» EXTRACTED RECORDS
<<<<

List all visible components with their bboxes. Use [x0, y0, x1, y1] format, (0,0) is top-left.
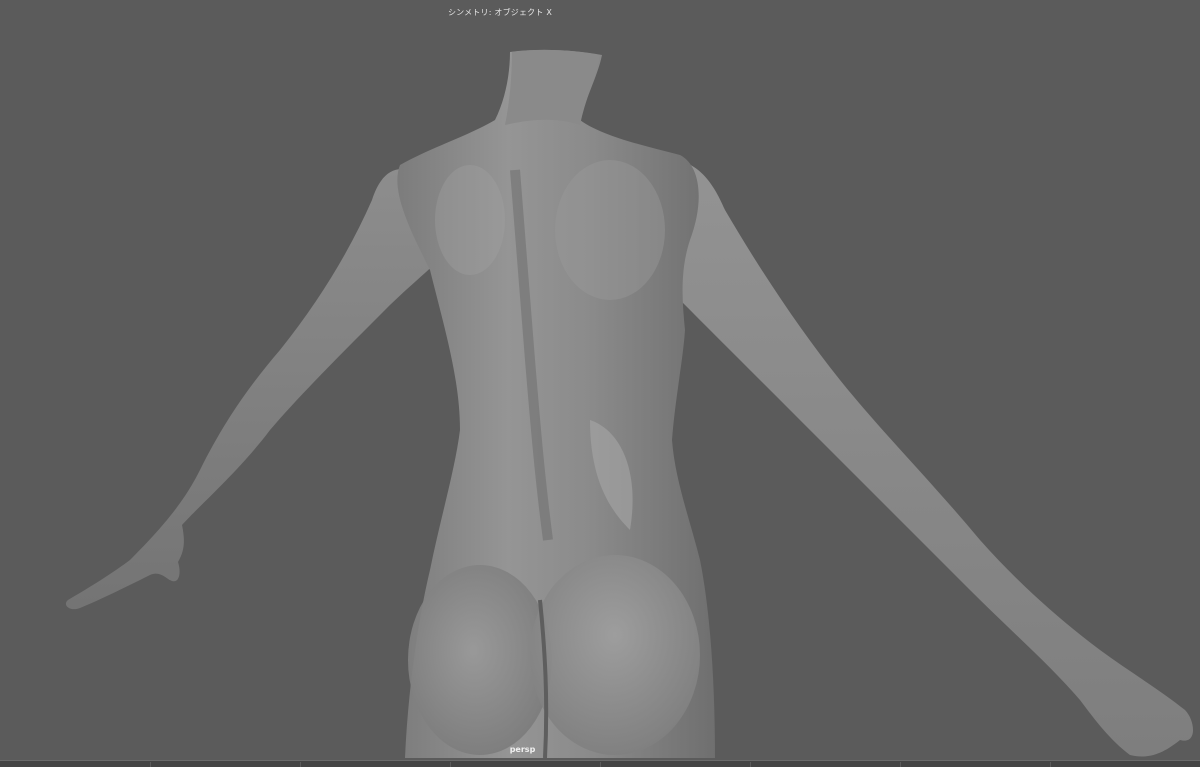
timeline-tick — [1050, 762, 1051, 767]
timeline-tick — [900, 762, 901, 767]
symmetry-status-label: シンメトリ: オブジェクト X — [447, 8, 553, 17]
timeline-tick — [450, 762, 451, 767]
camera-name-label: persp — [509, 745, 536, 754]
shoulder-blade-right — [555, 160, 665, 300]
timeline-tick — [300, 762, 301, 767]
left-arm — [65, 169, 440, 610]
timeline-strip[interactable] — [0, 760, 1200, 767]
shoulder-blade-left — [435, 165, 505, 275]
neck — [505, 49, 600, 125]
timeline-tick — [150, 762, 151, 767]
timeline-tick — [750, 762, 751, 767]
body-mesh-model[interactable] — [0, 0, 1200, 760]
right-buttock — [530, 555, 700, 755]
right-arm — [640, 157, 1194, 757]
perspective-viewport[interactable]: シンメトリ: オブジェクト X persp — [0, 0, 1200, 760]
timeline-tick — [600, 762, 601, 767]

>>>>

» TASK TO COMPLETE
Reproduce the lines of the entry above verbatim, omitting the picture.

» COMPLETED EXERCISE
List all visible components with their bboxes. Use [x0, y0, x1, y1] format, (0,0) is top-left.
timeline-tick — [1050, 762, 1051, 767]
timeline-tick — [900, 762, 901, 767]
symmetry-status-label: シンメトリ: オブジェクト X — [447, 8, 553, 17]
timeline-tick — [450, 762, 451, 767]
camera-name-label: persp — [509, 745, 536, 754]
shoulder-blade-right — [555, 160, 665, 300]
timeline-tick — [300, 762, 301, 767]
left-arm — [65, 169, 440, 610]
timeline-strip[interactable] — [0, 760, 1200, 767]
shoulder-blade-left — [435, 165, 505, 275]
neck — [505, 49, 600, 125]
timeline-tick — [150, 762, 151, 767]
timeline-tick — [750, 762, 751, 767]
body-mesh-model[interactable] — [0, 0, 1200, 760]
right-buttock — [530, 555, 700, 755]
right-arm — [640, 157, 1194, 757]
perspective-viewport[interactable]: シンメトリ: オブジェクト X persp — [0, 0, 1200, 760]
timeline-tick — [600, 762, 601, 767]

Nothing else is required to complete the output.